Problem requirements: Go through the records and show each line where the word "fill" occurs.

Record set:
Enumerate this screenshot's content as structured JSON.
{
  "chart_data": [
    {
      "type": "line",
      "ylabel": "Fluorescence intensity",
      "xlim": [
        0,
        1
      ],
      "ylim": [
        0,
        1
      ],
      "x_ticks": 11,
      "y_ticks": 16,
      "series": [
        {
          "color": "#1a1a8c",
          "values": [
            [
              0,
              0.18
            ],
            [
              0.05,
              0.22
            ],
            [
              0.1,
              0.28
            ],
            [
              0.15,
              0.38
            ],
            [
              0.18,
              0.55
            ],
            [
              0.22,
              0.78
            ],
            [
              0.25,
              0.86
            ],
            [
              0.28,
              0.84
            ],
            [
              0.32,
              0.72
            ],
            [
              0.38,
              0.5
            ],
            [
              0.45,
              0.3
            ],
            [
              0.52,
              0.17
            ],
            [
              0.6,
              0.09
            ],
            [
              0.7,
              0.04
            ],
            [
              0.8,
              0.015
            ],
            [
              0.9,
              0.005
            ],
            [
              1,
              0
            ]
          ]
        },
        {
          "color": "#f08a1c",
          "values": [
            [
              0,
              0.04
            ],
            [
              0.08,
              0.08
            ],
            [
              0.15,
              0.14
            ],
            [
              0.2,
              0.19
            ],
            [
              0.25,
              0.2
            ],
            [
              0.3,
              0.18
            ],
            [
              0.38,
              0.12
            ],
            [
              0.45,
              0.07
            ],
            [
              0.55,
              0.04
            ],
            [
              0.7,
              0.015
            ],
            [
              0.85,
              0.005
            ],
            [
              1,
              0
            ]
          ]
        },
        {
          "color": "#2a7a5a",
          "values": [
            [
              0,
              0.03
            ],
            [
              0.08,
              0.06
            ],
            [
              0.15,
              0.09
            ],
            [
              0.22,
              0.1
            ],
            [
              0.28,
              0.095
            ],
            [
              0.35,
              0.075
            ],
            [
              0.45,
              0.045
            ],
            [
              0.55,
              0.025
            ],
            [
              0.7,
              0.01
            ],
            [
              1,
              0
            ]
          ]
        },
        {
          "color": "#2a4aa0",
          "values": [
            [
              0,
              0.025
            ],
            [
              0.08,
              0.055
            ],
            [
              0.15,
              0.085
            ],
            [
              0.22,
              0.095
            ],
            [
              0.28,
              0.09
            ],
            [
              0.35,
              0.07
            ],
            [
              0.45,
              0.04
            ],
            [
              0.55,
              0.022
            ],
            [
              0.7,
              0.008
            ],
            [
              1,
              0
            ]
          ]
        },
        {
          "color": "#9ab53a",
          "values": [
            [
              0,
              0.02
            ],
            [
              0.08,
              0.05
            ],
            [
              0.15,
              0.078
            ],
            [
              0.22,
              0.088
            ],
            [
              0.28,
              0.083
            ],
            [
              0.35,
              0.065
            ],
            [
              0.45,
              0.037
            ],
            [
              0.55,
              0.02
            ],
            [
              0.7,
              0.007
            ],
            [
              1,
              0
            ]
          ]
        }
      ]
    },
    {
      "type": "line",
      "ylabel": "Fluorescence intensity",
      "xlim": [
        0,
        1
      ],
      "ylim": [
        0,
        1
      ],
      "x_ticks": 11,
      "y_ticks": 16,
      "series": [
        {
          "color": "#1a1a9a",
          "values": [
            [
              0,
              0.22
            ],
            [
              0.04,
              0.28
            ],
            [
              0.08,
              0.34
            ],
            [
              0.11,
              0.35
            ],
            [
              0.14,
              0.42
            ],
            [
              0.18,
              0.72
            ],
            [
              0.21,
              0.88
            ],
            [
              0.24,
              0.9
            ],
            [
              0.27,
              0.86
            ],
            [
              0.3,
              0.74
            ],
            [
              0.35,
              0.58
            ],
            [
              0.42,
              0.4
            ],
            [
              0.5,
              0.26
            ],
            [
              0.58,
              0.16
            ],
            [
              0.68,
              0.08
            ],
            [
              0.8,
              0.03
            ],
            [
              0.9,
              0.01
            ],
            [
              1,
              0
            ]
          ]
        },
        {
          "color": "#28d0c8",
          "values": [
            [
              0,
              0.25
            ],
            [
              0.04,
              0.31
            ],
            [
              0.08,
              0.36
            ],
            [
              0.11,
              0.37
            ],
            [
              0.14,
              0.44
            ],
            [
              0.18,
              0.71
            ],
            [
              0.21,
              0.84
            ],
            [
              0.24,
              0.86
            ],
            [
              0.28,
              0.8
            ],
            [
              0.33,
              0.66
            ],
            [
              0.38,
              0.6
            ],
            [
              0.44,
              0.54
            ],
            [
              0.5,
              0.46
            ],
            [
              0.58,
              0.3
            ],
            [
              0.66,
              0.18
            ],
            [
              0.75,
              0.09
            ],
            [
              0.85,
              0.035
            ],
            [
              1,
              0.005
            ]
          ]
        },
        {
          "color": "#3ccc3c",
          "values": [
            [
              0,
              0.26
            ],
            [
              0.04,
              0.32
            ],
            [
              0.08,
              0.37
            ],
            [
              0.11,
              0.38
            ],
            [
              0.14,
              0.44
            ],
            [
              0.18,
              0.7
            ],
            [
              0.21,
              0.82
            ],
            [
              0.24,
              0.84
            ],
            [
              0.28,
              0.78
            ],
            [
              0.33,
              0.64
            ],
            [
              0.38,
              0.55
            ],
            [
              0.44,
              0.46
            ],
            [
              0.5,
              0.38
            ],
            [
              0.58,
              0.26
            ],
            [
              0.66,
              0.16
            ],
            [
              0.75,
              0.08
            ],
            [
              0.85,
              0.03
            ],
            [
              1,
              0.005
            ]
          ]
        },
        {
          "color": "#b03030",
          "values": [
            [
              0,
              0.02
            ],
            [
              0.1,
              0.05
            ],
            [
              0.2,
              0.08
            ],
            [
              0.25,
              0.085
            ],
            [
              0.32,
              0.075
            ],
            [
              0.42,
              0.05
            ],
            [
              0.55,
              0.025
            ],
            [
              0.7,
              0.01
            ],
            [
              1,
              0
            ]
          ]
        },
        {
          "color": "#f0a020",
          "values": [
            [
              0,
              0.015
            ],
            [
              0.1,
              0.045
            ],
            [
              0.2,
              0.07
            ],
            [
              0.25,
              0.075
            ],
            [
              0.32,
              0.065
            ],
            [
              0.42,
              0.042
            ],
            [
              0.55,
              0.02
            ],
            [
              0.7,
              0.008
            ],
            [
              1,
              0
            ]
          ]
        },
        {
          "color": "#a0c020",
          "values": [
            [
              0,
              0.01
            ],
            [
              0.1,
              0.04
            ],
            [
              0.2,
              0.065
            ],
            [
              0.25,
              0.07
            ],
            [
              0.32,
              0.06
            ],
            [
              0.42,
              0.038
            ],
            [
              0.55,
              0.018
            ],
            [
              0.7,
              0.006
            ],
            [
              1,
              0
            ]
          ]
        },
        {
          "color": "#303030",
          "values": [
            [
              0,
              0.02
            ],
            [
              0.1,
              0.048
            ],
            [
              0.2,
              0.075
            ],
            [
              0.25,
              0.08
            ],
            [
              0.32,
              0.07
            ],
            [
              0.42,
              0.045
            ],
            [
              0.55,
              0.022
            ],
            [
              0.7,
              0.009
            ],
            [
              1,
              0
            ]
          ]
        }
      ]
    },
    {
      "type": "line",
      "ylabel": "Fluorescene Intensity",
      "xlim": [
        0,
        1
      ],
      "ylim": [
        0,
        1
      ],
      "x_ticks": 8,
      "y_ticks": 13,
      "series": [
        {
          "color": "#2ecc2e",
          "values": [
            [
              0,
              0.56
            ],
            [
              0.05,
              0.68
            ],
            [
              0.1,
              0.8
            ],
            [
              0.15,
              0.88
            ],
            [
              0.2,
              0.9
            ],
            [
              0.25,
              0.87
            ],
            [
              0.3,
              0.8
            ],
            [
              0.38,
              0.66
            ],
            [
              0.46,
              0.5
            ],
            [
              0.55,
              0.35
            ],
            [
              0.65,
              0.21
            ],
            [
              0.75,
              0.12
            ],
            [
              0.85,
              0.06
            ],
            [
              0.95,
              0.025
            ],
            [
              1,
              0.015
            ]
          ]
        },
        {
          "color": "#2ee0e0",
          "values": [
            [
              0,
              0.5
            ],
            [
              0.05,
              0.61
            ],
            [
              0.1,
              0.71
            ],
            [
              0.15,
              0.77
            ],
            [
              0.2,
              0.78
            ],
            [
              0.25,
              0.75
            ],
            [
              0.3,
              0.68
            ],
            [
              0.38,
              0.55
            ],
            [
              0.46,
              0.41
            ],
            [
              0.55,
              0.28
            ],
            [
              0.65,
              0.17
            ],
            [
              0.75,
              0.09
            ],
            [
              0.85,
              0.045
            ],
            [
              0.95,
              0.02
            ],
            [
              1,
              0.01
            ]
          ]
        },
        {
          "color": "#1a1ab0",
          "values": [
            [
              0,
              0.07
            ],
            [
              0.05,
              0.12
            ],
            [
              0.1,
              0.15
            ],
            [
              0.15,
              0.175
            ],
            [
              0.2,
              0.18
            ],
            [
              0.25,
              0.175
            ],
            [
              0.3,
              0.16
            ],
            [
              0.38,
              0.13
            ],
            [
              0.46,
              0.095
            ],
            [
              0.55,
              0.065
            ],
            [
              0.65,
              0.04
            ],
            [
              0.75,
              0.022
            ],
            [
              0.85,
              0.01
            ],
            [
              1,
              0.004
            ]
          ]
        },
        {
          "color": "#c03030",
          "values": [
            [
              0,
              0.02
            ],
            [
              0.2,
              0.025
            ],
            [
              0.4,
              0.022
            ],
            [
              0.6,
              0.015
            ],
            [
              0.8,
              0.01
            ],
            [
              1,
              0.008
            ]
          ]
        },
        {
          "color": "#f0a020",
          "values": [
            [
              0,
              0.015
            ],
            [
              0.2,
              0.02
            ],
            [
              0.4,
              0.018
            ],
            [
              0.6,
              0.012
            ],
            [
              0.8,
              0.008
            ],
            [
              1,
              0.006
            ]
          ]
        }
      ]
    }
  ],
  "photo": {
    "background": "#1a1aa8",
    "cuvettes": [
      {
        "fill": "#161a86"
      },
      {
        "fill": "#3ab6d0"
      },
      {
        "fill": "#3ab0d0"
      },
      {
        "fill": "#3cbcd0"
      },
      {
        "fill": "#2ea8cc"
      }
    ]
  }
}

Output:
        "fill": "#161a86"
        "fill": "#3ab6d0"
        "fill": "#3ab0d0"
        "fill": "#3cbcd0"
        "fill": "#2ea8cc"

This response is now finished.